Stated task :: Determine the number of lines holding the word "Show"; answer with that number only.

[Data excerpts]
* * *
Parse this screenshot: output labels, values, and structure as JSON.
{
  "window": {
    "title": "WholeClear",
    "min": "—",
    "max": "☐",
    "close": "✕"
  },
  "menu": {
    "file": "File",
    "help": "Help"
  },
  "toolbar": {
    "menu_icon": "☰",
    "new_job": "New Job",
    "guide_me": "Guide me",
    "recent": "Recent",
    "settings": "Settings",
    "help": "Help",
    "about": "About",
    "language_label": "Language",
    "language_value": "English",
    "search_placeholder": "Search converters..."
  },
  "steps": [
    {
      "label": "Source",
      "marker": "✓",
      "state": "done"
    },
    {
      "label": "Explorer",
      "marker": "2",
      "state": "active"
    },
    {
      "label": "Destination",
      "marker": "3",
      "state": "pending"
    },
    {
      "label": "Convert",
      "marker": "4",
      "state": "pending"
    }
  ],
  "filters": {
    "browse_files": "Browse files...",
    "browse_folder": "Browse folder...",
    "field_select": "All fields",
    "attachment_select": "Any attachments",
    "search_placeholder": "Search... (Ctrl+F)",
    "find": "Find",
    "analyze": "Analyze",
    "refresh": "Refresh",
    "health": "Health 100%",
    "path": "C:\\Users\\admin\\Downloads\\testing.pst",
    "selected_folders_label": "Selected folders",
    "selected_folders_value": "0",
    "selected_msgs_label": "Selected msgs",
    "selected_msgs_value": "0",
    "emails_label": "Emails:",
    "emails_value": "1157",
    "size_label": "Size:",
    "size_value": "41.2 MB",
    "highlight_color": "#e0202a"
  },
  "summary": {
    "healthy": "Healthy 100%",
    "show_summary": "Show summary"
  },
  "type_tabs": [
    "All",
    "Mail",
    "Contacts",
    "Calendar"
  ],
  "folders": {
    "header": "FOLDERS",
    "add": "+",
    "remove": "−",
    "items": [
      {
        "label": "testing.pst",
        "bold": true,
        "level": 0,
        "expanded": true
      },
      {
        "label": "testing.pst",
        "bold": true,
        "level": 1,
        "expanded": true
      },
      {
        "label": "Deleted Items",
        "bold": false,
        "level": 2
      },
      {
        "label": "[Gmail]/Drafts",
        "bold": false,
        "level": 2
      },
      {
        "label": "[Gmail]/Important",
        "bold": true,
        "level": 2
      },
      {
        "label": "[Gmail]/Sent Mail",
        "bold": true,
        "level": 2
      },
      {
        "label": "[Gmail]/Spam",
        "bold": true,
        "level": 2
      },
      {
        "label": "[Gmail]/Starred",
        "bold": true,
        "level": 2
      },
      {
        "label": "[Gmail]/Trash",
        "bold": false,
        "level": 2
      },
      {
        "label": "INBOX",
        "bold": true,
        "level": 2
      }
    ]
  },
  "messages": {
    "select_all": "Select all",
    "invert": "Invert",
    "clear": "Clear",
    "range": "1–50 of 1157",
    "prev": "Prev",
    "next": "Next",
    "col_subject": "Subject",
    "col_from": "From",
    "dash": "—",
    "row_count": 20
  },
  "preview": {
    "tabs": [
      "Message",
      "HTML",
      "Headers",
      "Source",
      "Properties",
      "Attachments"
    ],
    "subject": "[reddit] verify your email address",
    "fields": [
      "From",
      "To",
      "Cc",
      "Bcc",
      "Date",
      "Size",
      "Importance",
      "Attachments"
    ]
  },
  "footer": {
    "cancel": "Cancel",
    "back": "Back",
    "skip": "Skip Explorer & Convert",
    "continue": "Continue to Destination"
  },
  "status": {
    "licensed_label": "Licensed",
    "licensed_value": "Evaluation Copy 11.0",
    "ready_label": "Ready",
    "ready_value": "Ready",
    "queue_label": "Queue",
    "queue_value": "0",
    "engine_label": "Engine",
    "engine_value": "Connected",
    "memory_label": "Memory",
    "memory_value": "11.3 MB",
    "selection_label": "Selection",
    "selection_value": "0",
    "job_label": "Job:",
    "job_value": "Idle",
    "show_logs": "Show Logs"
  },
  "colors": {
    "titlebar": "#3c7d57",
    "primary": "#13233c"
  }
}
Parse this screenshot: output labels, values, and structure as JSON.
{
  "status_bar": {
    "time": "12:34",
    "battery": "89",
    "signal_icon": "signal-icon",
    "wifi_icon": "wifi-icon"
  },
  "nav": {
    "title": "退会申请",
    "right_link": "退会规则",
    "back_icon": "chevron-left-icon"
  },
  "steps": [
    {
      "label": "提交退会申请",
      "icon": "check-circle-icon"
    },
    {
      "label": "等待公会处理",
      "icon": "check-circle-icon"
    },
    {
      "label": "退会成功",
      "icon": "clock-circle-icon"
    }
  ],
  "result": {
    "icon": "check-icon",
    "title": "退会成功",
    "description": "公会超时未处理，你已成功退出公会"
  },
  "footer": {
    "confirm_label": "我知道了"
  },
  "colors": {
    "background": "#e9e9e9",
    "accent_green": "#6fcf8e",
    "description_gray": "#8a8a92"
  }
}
* * *
Solution for this task :: 2